- WRITTEN INSTRUCTION -
Show every line in the records below that contains the word "from".

- RECORDS SHOWN -
◆ ◆ ◆ ◆ ◆
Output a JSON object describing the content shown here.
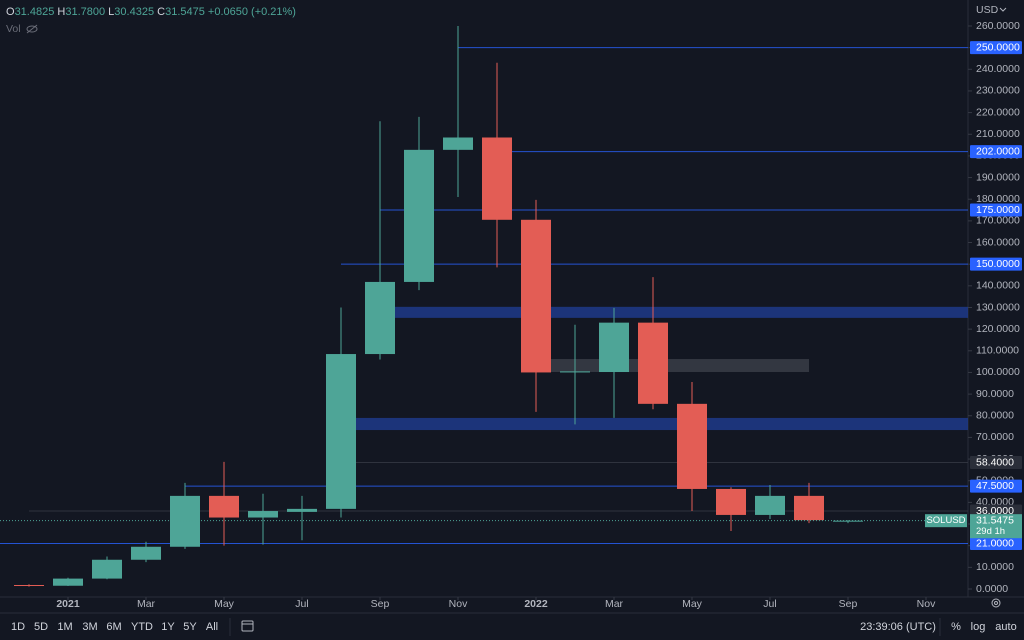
{
  "chart_data": {
    "type": "candlestick",
    "symbol": "SOLUSD",
    "currency": "USD",
    "volume_label": "Vol",
    "countdown": "29d 1h",
    "ohlc_header": {
      "o_label": "O",
      "o": "31.4825",
      "h_label": "H",
      "h": "31.7800",
      "l_label": "L",
      "l": "30.4325",
      "c_label": "C",
      "c": "31.5475",
      "change": "+0.0650 (+0.21%)"
    },
    "up_color": "#4ea597",
    "down_color": "#e35d55",
    "x": [
      "2020-12",
      "2021-01",
      "2021-02",
      "2021-03",
      "2021-04",
      "2021-05",
      "2021-06",
      "2021-07",
      "2021-08",
      "2021-09",
      "2021-10",
      "2021-11",
      "2021-12",
      "2022-01",
      "2022-02",
      "2022-03",
      "2022-04",
      "2022-05",
      "2022-06",
      "2022-07",
      "2022-08",
      "2022-09"
    ],
    "open": [
      1.84,
      1.5,
      4.8,
      13.5,
      19.5,
      43,
      33,
      35.6,
      37,
      108.5,
      141.8,
      202.8,
      208.5,
      170.5,
      100,
      100.2,
      123,
      85.5,
      46.2,
      34.2,
      43,
      31.4825
    ],
    "high": [
      2.2,
      5.2,
      15,
      21.8,
      49,
      58.7,
      44,
      43,
      130,
      216,
      218,
      260,
      243,
      179.7,
      122,
      129.8,
      144,
      95.6,
      47,
      48,
      49,
      31.78
    ],
    "low": [
      1.1,
      1.4,
      4.5,
      12.4,
      18.5,
      20,
      20.5,
      22.5,
      33,
      106,
      138,
      181,
      148.5,
      81.8,
      76,
      79,
      83,
      36,
      26.8,
      32.3,
      30.4,
      30.4325
    ],
    "close": [
      1.51,
      4.8,
      13.5,
      19.5,
      43,
      33,
      36,
      37,
      108.5,
      141.8,
      202.8,
      208.5,
      170.5,
      100,
      100.5,
      123,
      85.5,
      46.2,
      34.2,
      43,
      31.8,
      31.5475
    ],
    "ylim": [
      -3.7,
      272
    ],
    "yticks": [
      {
        "value": 0,
        "label": "0.0000"
      },
      {
        "value": 10,
        "label": "10.0000"
      },
      {
        "value": 20,
        "label": "20.0000"
      },
      {
        "value": 30,
        "label": "30.0000"
      },
      {
        "value": 40,
        "label": "40.0000"
      },
      {
        "value": 50,
        "label": "50.0000"
      },
      {
        "value": 60,
        "label": "60.0000"
      },
      {
        "value": 70,
        "label": "70.0000"
      },
      {
        "value": 80,
        "label": "80.0000"
      },
      {
        "value": 90,
        "label": "90.0000"
      },
      {
        "value": 100,
        "label": "100.0000"
      },
      {
        "value": 110,
        "label": "110.0000"
      },
      {
        "value": 120,
        "label": "120.0000"
      },
      {
        "value": 130,
        "label": "130.0000"
      },
      {
        "value": 140,
        "label": "140.0000"
      },
      {
        "value": 150,
        "label": "150.0000"
      },
      {
        "value": 160,
        "label": "160.0000"
      },
      {
        "value": 170,
        "label": "170.0000"
      },
      {
        "value": 180,
        "label": "180.0000"
      },
      {
        "value": 190,
        "label": "190.0000"
      },
      {
        "value": 200,
        "label": "200.0000"
      },
      {
        "value": 210,
        "label": "210.0000"
      },
      {
        "value": 220,
        "label": "220.0000"
      },
      {
        "value": 230,
        "label": "230.0000"
      },
      {
        "value": 240,
        "label": "240.0000"
      },
      {
        "value": 250,
        "label": "250.0000"
      },
      {
        "value": 260,
        "label": "260.0000"
      }
    ],
    "xticks": [
      {
        "value": "2021-01",
        "label": "2021"
      },
      {
        "value": "2021-03",
        "label": "Mar"
      },
      {
        "value": "2021-05",
        "label": "May"
      },
      {
        "value": "2021-07",
        "label": "Jul"
      },
      {
        "value": "2021-09",
        "label": "Sep"
      },
      {
        "value": "2021-11",
        "label": "Nov"
      },
      {
        "value": "2022-01",
        "label": "2022"
      },
      {
        "value": "2022-03",
        "label": "Mar"
      },
      {
        "value": "2022-05",
        "label": "May"
      },
      {
        "value": "2022-07",
        "label": "Jul"
      },
      {
        "value": "2022-09",
        "label": "Sep"
      },
      {
        "value": "2022-11",
        "label": "Nov"
      }
    ],
    "levels": [
      {
        "value": 250,
        "label": "250.0000",
        "from": "2021-11",
        "color": "#2962ff"
      },
      {
        "value": 202,
        "label": "202.0000",
        "from": "2021-12",
        "color": "#2962ff"
      },
      {
        "value": 175,
        "label": "175.0000",
        "from": "2021-09",
        "color": "#2962ff"
      },
      {
        "value": 150,
        "label": "150.0000",
        "from": "2021-08",
        "color": "#2962ff"
      },
      {
        "value": 58.4,
        "label": "58.4000",
        "from": "2021-08",
        "color": "#363a45"
      },
      {
        "value": 47.5,
        "label": "47.5000",
        "from": "2021-04",
        "color": "#2962ff"
      },
      {
        "value": 36,
        "label": "36.0000",
        "from": "2020-12",
        "color": "#363a45"
      },
      {
        "value": 21,
        "label": "21.0000",
        "from": "2020-11",
        "color": "#2962ff"
      }
    ],
    "zones": [
      {
        "low": 125.2,
        "high": 130.3,
        "from": "2021-09",
        "color": "#1e3a8a"
      },
      {
        "low": 73.4,
        "high": 79,
        "from": "2021-08",
        "color": "#1e3a8a"
      },
      {
        "low": 100.2,
        "high": 106.2,
        "from": "2022-01",
        "to": "2022-08",
        "color": "#3a3d46"
      }
    ],
    "toolbar": {
      "ranges": [
        "1D",
        "5D",
        "1M",
        "3M",
        "6M",
        "YTD",
        "1Y",
        "5Y",
        "All"
      ],
      "clock": "23:39:06 (UTC)",
      "percent": "%",
      "log": "log",
      "auto": "auto"
    }
  }
}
◆ ◆ ◆ ◆ ◆
- TASK OUTPUT -
        "from": "2021-11",
        "from": "2021-12",
        "from": "2021-09",
        "from": "2021-08",
        "from": "2021-08",
        "from": "2021-04",
        "from": "2020-12",
        "from": "2020-11",
        "from": "2021-09",
        "from": "2021-08",
        "from": "2022-01",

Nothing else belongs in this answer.